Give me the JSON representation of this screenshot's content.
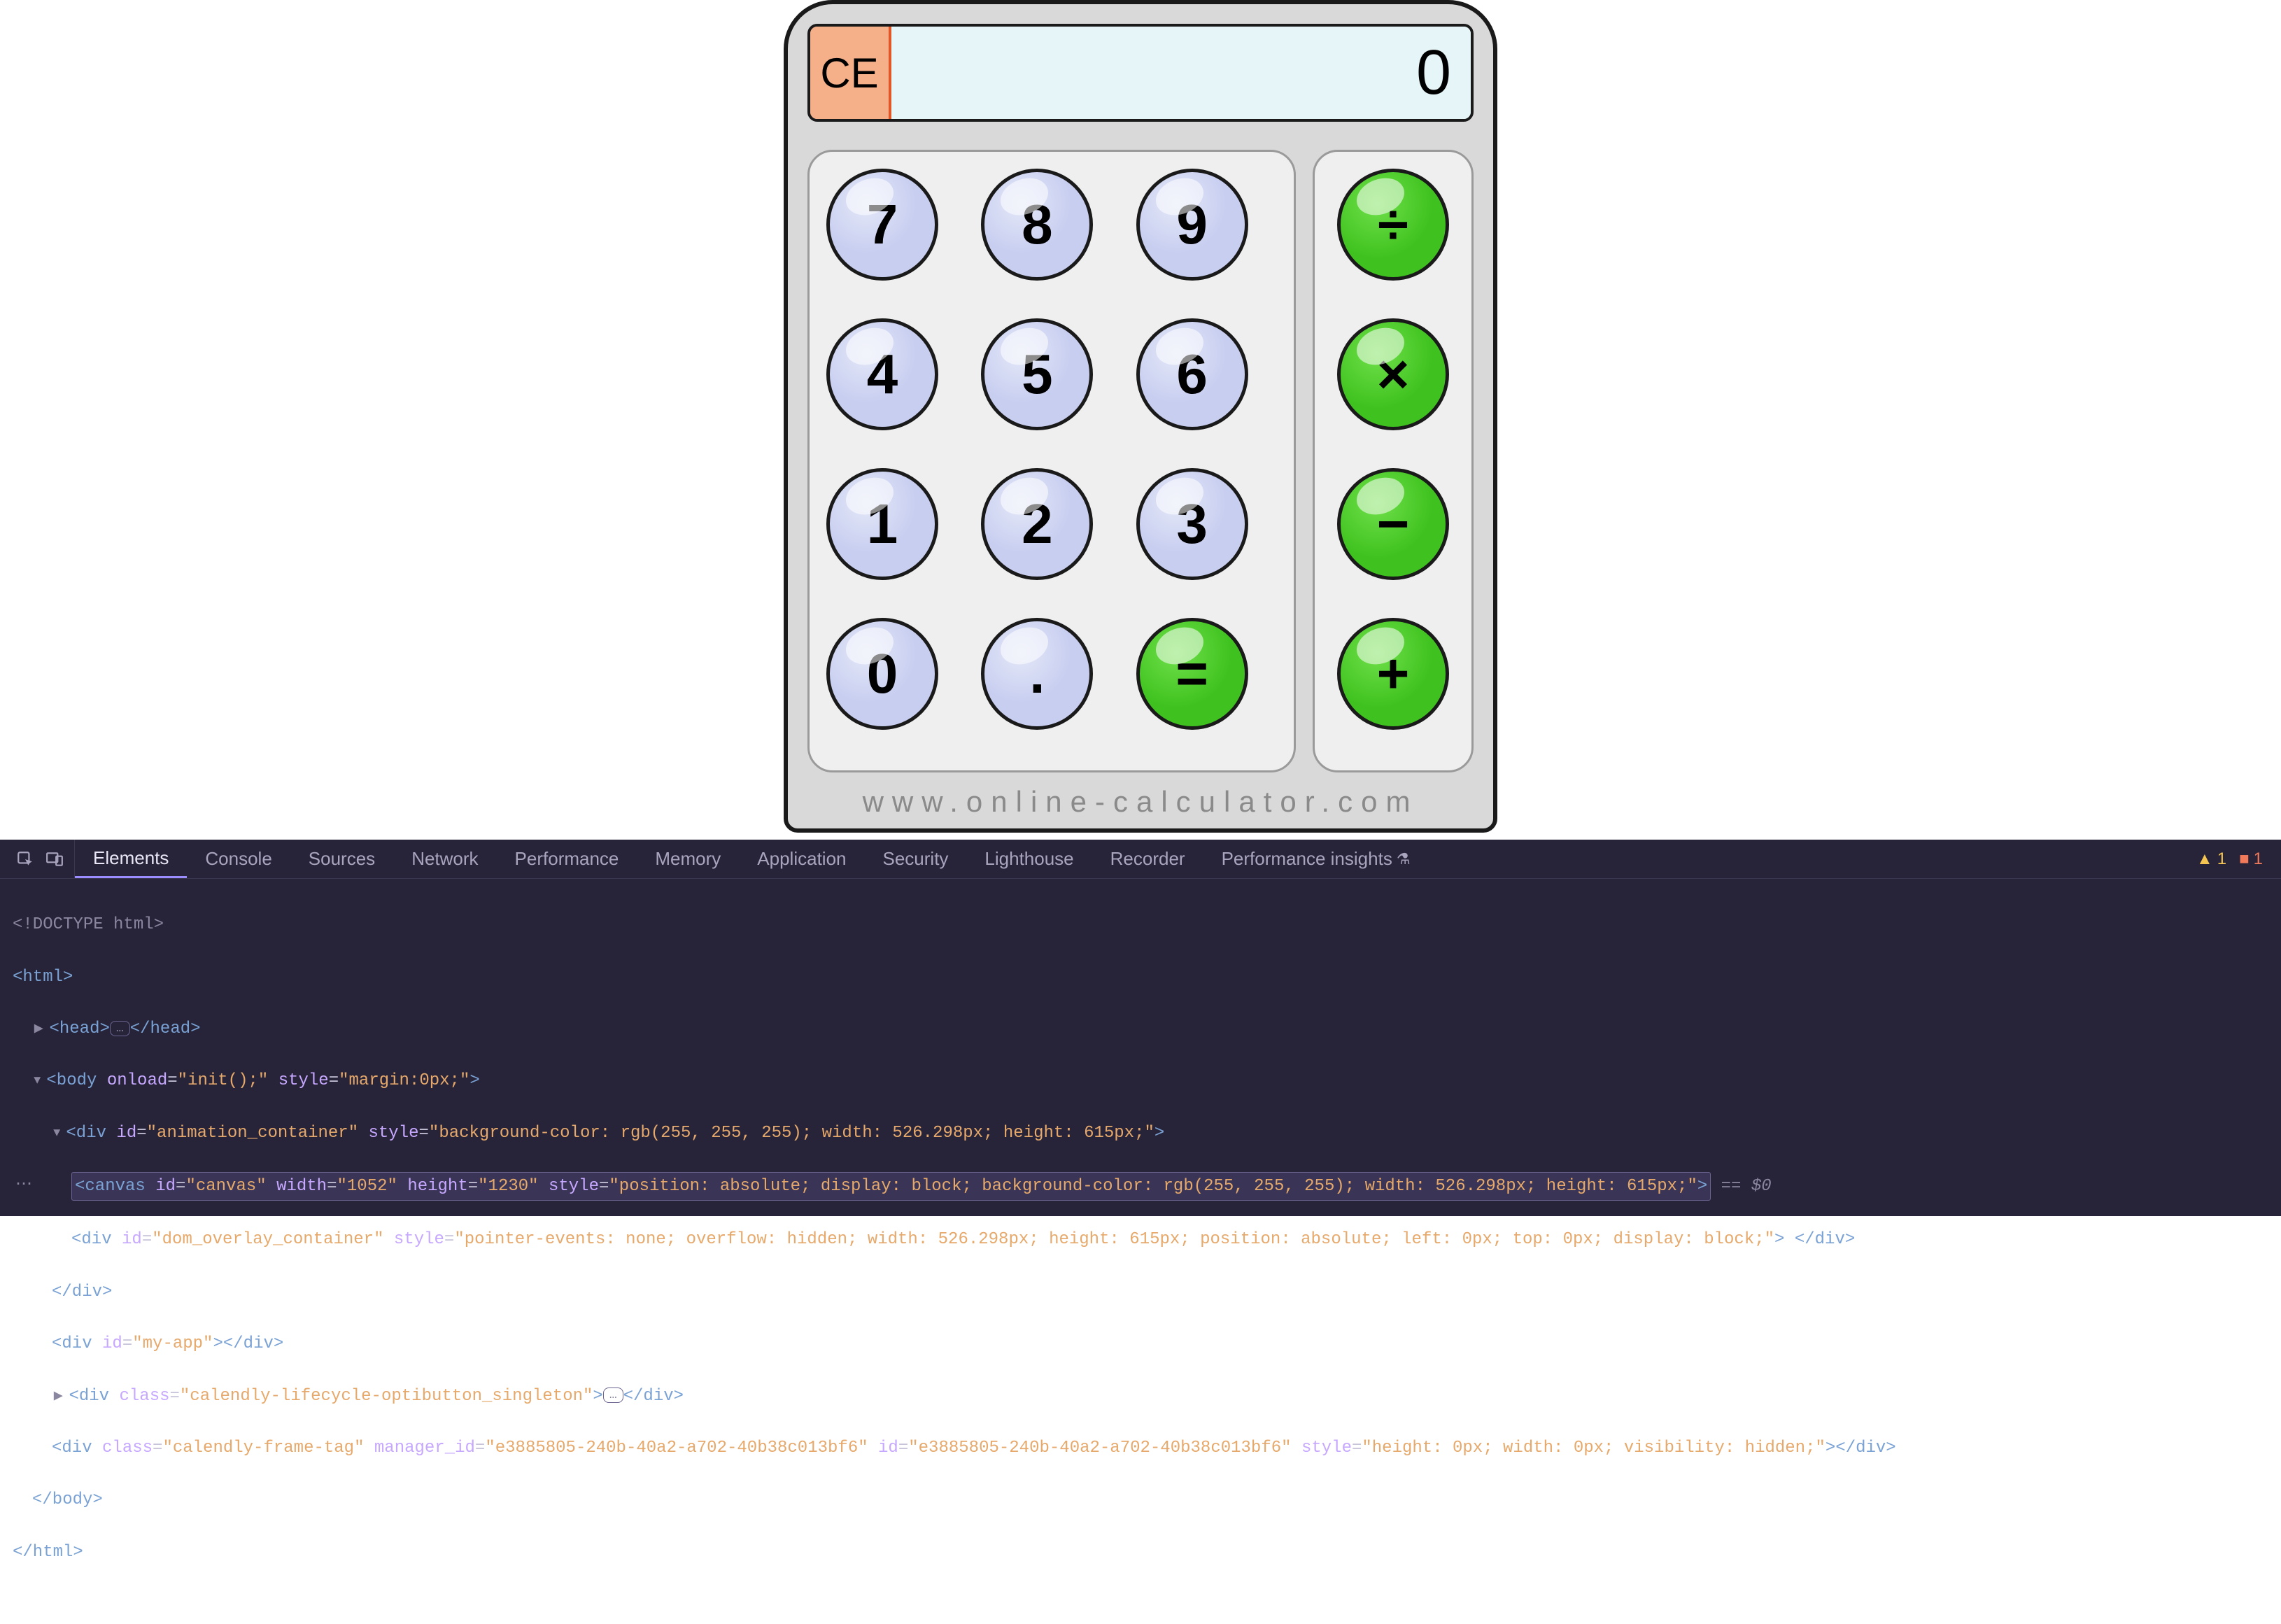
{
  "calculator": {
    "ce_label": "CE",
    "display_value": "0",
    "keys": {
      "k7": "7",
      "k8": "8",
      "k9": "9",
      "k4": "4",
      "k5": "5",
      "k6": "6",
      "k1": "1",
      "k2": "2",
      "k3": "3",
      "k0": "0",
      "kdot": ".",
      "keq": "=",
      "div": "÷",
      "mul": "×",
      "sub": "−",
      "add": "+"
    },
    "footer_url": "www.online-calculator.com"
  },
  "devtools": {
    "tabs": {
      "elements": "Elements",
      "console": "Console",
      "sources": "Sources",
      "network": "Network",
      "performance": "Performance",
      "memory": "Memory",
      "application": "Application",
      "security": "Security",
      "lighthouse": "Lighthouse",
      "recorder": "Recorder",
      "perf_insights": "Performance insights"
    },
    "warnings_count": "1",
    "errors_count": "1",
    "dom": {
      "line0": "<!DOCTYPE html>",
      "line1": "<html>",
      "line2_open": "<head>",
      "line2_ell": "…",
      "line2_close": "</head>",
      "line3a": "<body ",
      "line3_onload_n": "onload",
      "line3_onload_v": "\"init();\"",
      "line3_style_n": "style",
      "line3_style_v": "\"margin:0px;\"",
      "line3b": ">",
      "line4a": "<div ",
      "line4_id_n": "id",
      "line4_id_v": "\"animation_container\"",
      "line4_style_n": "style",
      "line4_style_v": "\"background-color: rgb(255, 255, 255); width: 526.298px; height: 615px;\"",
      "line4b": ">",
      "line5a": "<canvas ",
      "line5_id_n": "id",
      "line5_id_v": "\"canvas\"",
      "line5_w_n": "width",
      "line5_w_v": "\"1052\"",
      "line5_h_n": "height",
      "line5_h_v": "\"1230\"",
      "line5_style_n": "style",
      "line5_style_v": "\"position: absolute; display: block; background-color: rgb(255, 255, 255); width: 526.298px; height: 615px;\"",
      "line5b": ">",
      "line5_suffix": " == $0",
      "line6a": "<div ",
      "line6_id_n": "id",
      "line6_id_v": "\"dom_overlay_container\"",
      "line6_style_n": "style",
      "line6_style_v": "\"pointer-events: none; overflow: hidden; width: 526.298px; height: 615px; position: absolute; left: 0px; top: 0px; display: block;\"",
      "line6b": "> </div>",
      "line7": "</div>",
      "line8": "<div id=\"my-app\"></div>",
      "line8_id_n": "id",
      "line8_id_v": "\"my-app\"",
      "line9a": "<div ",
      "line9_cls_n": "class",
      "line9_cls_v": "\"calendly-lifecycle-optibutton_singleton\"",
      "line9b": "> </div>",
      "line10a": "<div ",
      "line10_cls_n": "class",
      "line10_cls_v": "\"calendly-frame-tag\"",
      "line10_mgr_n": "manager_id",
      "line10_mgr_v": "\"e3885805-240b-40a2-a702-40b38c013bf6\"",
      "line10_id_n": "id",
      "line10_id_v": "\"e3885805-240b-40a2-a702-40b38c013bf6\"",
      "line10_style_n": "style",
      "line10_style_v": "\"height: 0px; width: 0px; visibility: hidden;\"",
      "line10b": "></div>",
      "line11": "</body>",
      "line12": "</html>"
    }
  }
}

----

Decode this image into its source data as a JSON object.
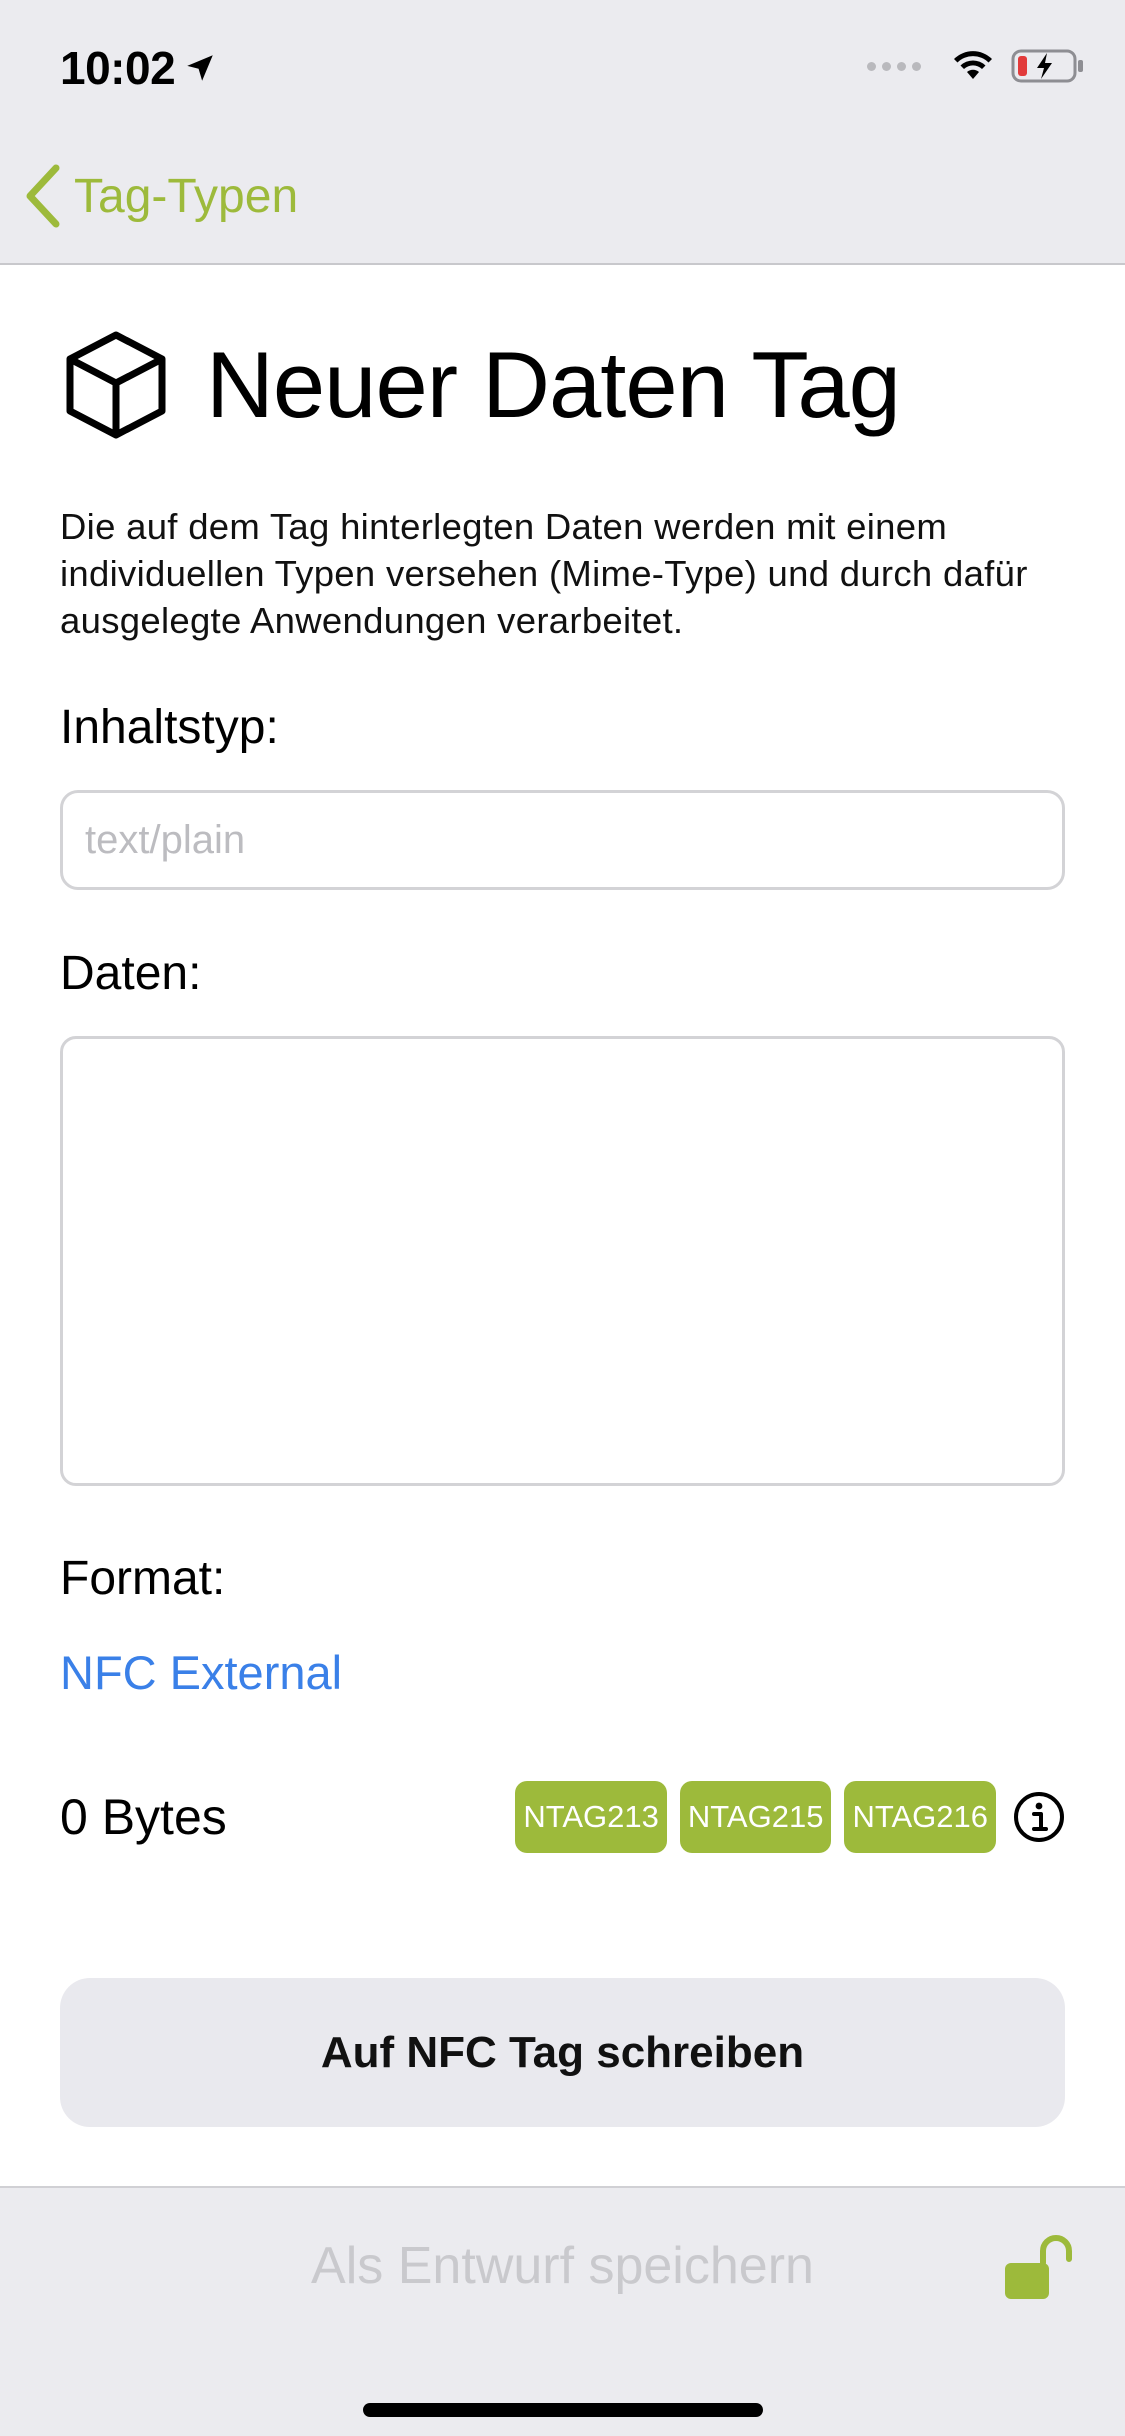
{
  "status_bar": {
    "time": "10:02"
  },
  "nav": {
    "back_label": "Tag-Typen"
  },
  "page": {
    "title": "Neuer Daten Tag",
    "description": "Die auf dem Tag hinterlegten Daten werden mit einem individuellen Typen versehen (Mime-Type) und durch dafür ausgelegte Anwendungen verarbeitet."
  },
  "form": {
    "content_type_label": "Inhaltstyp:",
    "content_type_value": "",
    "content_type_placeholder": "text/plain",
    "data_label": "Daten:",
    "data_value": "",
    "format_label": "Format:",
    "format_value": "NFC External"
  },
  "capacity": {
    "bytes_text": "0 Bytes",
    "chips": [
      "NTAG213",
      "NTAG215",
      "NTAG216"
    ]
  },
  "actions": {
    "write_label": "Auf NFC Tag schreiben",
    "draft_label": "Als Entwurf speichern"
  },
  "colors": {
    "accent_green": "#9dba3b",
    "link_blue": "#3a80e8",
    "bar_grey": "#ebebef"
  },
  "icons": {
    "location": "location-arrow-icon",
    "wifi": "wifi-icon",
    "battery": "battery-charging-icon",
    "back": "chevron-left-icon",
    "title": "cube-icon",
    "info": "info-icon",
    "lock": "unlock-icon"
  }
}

----

TASK REQUIREMENTS: Your answer should be one number: how many lines of the listing include the word "calendly".

EXPECTED OUTPUT: 2